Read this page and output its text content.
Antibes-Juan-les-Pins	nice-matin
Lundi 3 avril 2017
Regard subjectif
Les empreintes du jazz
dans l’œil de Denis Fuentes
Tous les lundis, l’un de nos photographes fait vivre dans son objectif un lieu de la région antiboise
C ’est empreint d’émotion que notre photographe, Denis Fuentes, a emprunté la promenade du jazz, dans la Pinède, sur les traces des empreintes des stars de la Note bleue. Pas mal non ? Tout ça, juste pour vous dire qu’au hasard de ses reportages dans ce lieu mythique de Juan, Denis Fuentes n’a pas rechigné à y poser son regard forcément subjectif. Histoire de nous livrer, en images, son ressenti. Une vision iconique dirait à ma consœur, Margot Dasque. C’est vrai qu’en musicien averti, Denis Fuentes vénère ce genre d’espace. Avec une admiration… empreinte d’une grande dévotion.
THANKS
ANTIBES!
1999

******************************

- **Problem to work on**
Repeat every entry word for word.

- **Completed exercise**
Read this page and output its text content.
Antibes-Juan-les-Pins	nice-matin
Lundi 3 avril 2017
Regard subjectif
Les empreintes du jazz
dans l’œil de Denis Fuentes
Tous les lundis, l’un de nos photographes fait vivre dans son objectif un lieu de la région antiboise
C ’est empreint d’émotion que notre photographe, Denis Fuentes, a emprunté la promenade du jazz, dans la Pinède, sur les traces des empreintes des stars de la Note bleue. Pas mal non ? Tout ça, juste pour vous dire qu’au hasard de ses reportages dans ce lieu mythique de Juan, Denis Fuentes n’a pas rechigné à y poser son regard forcément subjectif. Histoire de nous livrer, en images, son ressenti. Une vision iconique dirait à ma consœur, Margot Dasque. C’est vrai qu’en musicien averti, Denis Fuentes vénère ce genre d’espace. Avec une admiration… empreinte d’une grande dévotion.
THANKS
ANTIBES!
1999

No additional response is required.